───── Input for this task

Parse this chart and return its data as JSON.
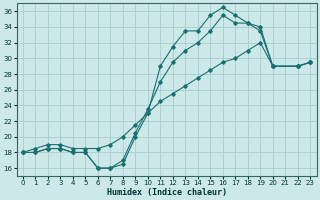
{
  "bg_color": "#cce8e8",
  "grid_color": "#aacccc",
  "line_color": "#1a7070",
  "xlabel": "Humidex (Indice chaleur)",
  "xlim": [
    -0.5,
    23.5
  ],
  "ylim": [
    15.0,
    37.0
  ],
  "yticks": [
    16,
    18,
    20,
    22,
    24,
    26,
    28,
    30,
    32,
    34,
    36
  ],
  "xticks": [
    0,
    1,
    2,
    3,
    4,
    5,
    6,
    7,
    8,
    9,
    10,
    11,
    12,
    13,
    14,
    15,
    16,
    17,
    18,
    19,
    20,
    21,
    22,
    23
  ],
  "line1_x": [
    0,
    1,
    2,
    3,
    4,
    5,
    6,
    7,
    8,
    9,
    10,
    11,
    12,
    13,
    14,
    15,
    16,
    17,
    18,
    19,
    20,
    22,
    23
  ],
  "line1_y": [
    18,
    18,
    18.5,
    18.5,
    18,
    18,
    16,
    16,
    16.5,
    20,
    23,
    29,
    31.5,
    33.5,
    33.5,
    35.5,
    36.5,
    35.5,
    34.5,
    34,
    29,
    29,
    29.5
  ],
  "line2_x": [
    0,
    1,
    2,
    3,
    4,
    5,
    6,
    7,
    8,
    9,
    10,
    11,
    12,
    13,
    14,
    15,
    16,
    17,
    18,
    19,
    20,
    22,
    23
  ],
  "line2_y": [
    18,
    18,
    18.5,
    18.5,
    18,
    18,
    16,
    16,
    17,
    20.5,
    23.5,
    27,
    29.5,
    31,
    32,
    33.5,
    35.5,
    34.5,
    34.5,
    33.5,
    29,
    29,
    29.5
  ],
  "line3_x": [
    0,
    1,
    2,
    3,
    4,
    5,
    6,
    7,
    8,
    9,
    10,
    11,
    12,
    13,
    14,
    15,
    16,
    17,
    18,
    19,
    20,
    22,
    23
  ],
  "line3_y": [
    18,
    18.5,
    19,
    19,
    18.5,
    18.5,
    18.5,
    19,
    20,
    21.5,
    23,
    24.5,
    25.5,
    26.5,
    27.5,
    28.5,
    29.5,
    30.0,
    31.0,
    32.0,
    29,
    29,
    29.5
  ]
}
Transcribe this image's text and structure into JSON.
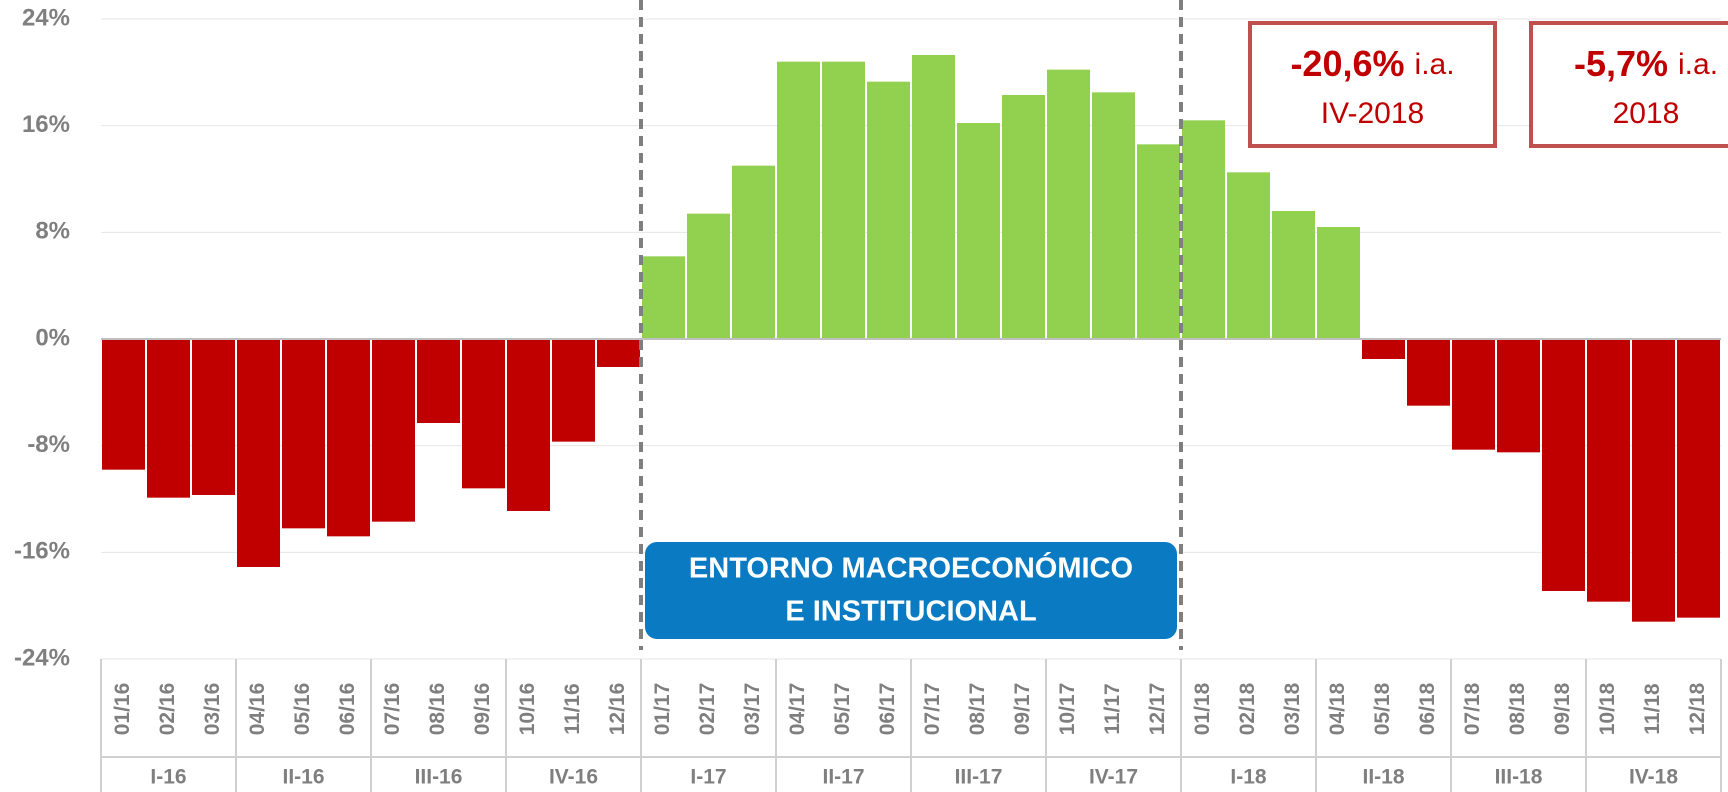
{
  "chart_data": {
    "type": "bar",
    "categories": [
      "01/16",
      "02/16",
      "03/16",
      "04/16",
      "05/16",
      "06/16",
      "07/16",
      "08/16",
      "09/16",
      "10/16",
      "11/16",
      "12/16",
      "01/17",
      "02/17",
      "03/17",
      "04/17",
      "05/17",
      "06/17",
      "07/17",
      "08/17",
      "09/17",
      "10/17",
      "11/17",
      "12/17",
      "01/18",
      "02/18",
      "03/18",
      "04/18",
      "05/18",
      "06/18",
      "07/18",
      "08/18",
      "09/18",
      "10/18",
      "11/18",
      "12/18"
    ],
    "values": [
      -9.8,
      -11.9,
      -11.7,
      -17.1,
      -14.2,
      -14.8,
      -13.7,
      -6.3,
      -11.2,
      -12.9,
      -7.7,
      -2.1,
      6.2,
      9.4,
      13.0,
      20.8,
      20.8,
      19.3,
      21.3,
      16.2,
      18.3,
      20.2,
      18.5,
      14.6,
      16.4,
      12.5,
      9.6,
      8.4,
      -1.5,
      -5.0,
      -8.3,
      -8.5,
      -18.9,
      -19.7,
      -21.2,
      -20.9
    ],
    "groups": [
      "I-16",
      "II-16",
      "III-16",
      "IV-16",
      "I-17",
      "II-17",
      "III-17",
      "IV-17",
      "I-18",
      "II-18",
      "III-18",
      "IV-18"
    ],
    "positive_color": "#92d050",
    "negative_color": "#c00000",
    "ylim": [
      -24,
      24
    ],
    "yticks": [
      {
        "value": -24,
        "label": "-24%"
      },
      {
        "value": -16,
        "label": "-16%"
      },
      {
        "value": -8,
        "label": "-8%"
      },
      {
        "value": 0,
        "label": "0%"
      },
      {
        "value": 8,
        "label": "8%"
      },
      {
        "value": 16,
        "label": "16%"
      },
      {
        "value": 24,
        "label": "24%"
      }
    ],
    "grid": true,
    "annotations": [
      {
        "value_text": "-20,6%",
        "suffix": "i.a.",
        "period": "IV-2018"
      },
      {
        "value_text": "-5,7%",
        "suffix": "i.a.",
        "period": "2018"
      }
    ],
    "highlight": {
      "lines": [
        "ENTORNO MACROECONÓMICO",
        "E INSTITUCIONAL"
      ]
    }
  }
}
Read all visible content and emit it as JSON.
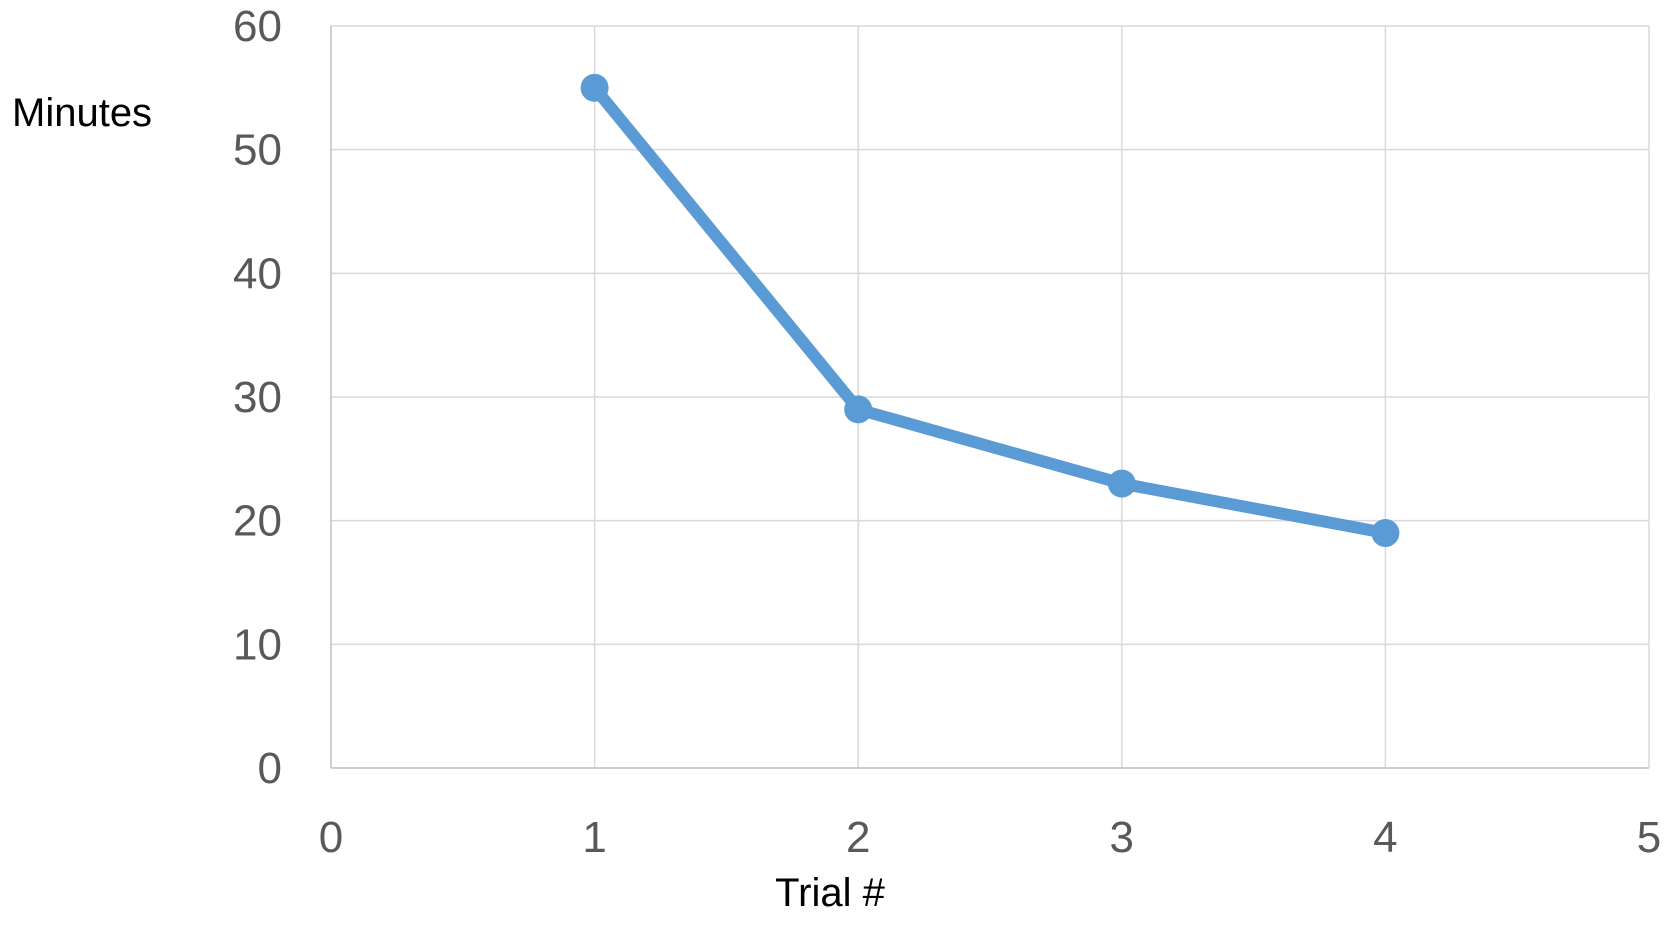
{
  "chart_data": {
    "type": "scatter",
    "xlabel": "Trial #",
    "ylabel": "Minutes",
    "xlim": [
      0,
      5
    ],
    "ylim": [
      0,
      60
    ],
    "xticks": [
      0,
      1,
      2,
      3,
      4,
      5
    ],
    "yticks": [
      0,
      10,
      20,
      30,
      40,
      50,
      60
    ],
    "grid": true,
    "legend": "none",
    "series": [
      {
        "x": [
          1,
          2,
          3,
          4
        ],
        "y": [
          55,
          29,
          23,
          19
        ],
        "color": "#5b9bd5",
        "style": "line-with-markers"
      }
    ]
  }
}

──────────

**Aim of the exercise**
Are you able to set down all the lines above exactly, without any pictures?

**Correct result**
Parse this chart and return its data as JSON.
{
  "bg_color": "#cce8e8",
  "grid_color": "#aacccc",
  "line_color": "#1a7070",
  "xlabel": "Humidex (Indice chaleur)",
  "xlim": [
    -0.5,
    23.5
  ],
  "ylim": [
    15.0,
    37.0
  ],
  "yticks": [
    16,
    18,
    20,
    22,
    24,
    26,
    28,
    30,
    32,
    34,
    36
  ],
  "xticks": [
    0,
    1,
    2,
    3,
    4,
    5,
    6,
    7,
    8,
    9,
    10,
    11,
    12,
    13,
    14,
    15,
    16,
    17,
    18,
    19,
    20,
    21,
    22,
    23
  ],
  "line1_x": [
    0,
    1,
    2,
    3,
    4,
    5,
    6,
    7,
    8,
    9,
    10,
    11,
    12,
    13,
    14,
    15,
    16,
    17,
    18,
    19,
    20,
    22,
    23
  ],
  "line1_y": [
    18,
    18,
    18.5,
    18.5,
    18,
    18,
    16,
    16,
    16.5,
    20,
    23,
    29,
    31.5,
    33.5,
    33.5,
    35.5,
    36.5,
    35.5,
    34.5,
    34,
    29,
    29,
    29.5
  ],
  "line2_x": [
    0,
    1,
    2,
    3,
    4,
    5,
    6,
    7,
    8,
    9,
    10,
    11,
    12,
    13,
    14,
    15,
    16,
    17,
    18,
    19,
    20,
    22,
    23
  ],
  "line2_y": [
    18,
    18,
    18.5,
    18.5,
    18,
    18,
    16,
    16,
    17,
    20.5,
    23.5,
    27,
    29.5,
    31,
    32,
    33.5,
    35.5,
    34.5,
    34.5,
    33.5,
    29,
    29,
    29.5
  ],
  "line3_x": [
    0,
    1,
    2,
    3,
    4,
    5,
    6,
    7,
    8,
    9,
    10,
    11,
    12,
    13,
    14,
    15,
    16,
    17,
    18,
    19,
    20,
    22,
    23
  ],
  "line3_y": [
    18,
    18.5,
    19,
    19,
    18.5,
    18.5,
    18.5,
    19,
    20,
    21.5,
    23,
    24.5,
    25.5,
    26.5,
    27.5,
    28.5,
    29.5,
    30.0,
    31.0,
    32.0,
    29,
    29,
    29.5
  ]
}
Transcribe this image's text and structure into JSON.
{
  "chart_data": {
    "type": "bar",
    "categories": [
      "01/16",
      "02/16",
      "03/16",
      "04/16",
      "05/16",
      "06/16",
      "07/16",
      "08/16",
      "09/16",
      "10/16",
      "11/16",
      "12/16",
      "01/17",
      "02/17",
      "03/17",
      "04/17",
      "05/17",
      "06/17",
      "07/17",
      "08/17",
      "09/17",
      "10/17",
      "11/17",
      "12/17",
      "01/18",
      "02/18",
      "03/18",
      "04/18",
      "05/18",
      "06/18",
      "07/18",
      "08/18",
      "09/18",
      "10/18",
      "11/18",
      "12/18"
    ],
    "values": [
      -9.8,
      -11.9,
      -11.7,
      -17.1,
      -14.2,
      -14.8,
      -13.7,
      -6.3,
      -11.2,
      -12.9,
      -7.7,
      -2.1,
      6.2,
      9.4,
      13.0,
      20.8,
      20.8,
      19.3,
      21.3,
      16.2,
      18.3,
      20.2,
      18.5,
      14.6,
      16.4,
      12.5,
      9.6,
      8.4,
      -1.5,
      -5.0,
      -8.3,
      -8.5,
      -18.9,
      -19.7,
      -21.2,
      -20.9
    ],
    "groups": [
      "I-16",
      "II-16",
      "III-16",
      "IV-16",
      "I-17",
      "II-17",
      "III-17",
      "IV-17",
      "I-18",
      "II-18",
      "III-18",
      "IV-18"
    ],
    "positive_color": "#92d050",
    "negative_color": "#c00000",
    "ylim": [
      -24,
      24
    ],
    "yticks": [
      {
        "value": -24,
        "label": "-24%"
      },
      {
        "value": -16,
        "label": "-16%"
      },
      {
        "value": -8,
        "label": "-8%"
      },
      {
        "value": 0,
        "label": "0%"
      },
      {
        "value": 8,
        "label": "8%"
      },
      {
        "value": 16,
        "label": "16%"
      },
      {
        "value": 24,
        "label": "24%"
      }
    ],
    "grid": true,
    "annotations": [
      {
        "value_text": "-20,6%",
        "suffix": "i.a.",
        "period": "IV-2018"
      },
      {
        "value_text": "-5,7%",
        "suffix": "i.a.",
        "period": "2018"
      }
    ],
    "highlight": {
      "lines": [
        "ENTORNO MACROECONÓMICO",
        "E INSTITUCIONAL"
      ]
    }
  }
}
Read all visible content and emit it as JSON.
{
  "chart_data": {
    "type": "scatter",
    "xlabel": "Trial #",
    "ylabel": "Minutes",
    "xlim": [
      0,
      5
    ],
    "ylim": [
      0,
      60
    ],
    "xticks": [
      0,
      1,
      2,
      3,
      4,
      5
    ],
    "yticks": [
      0,
      10,
      20,
      30,
      40,
      50,
      60
    ],
    "grid": true,
    "legend": "none",
    "series": [
      {
        "x": [
          1,
          2,
          3,
          4
        ],
        "y": [
          55,
          29,
          23,
          19
        ],
        "color": "#5b9bd5",
        "style": "line-with-markers"
      }
    ]
  }
}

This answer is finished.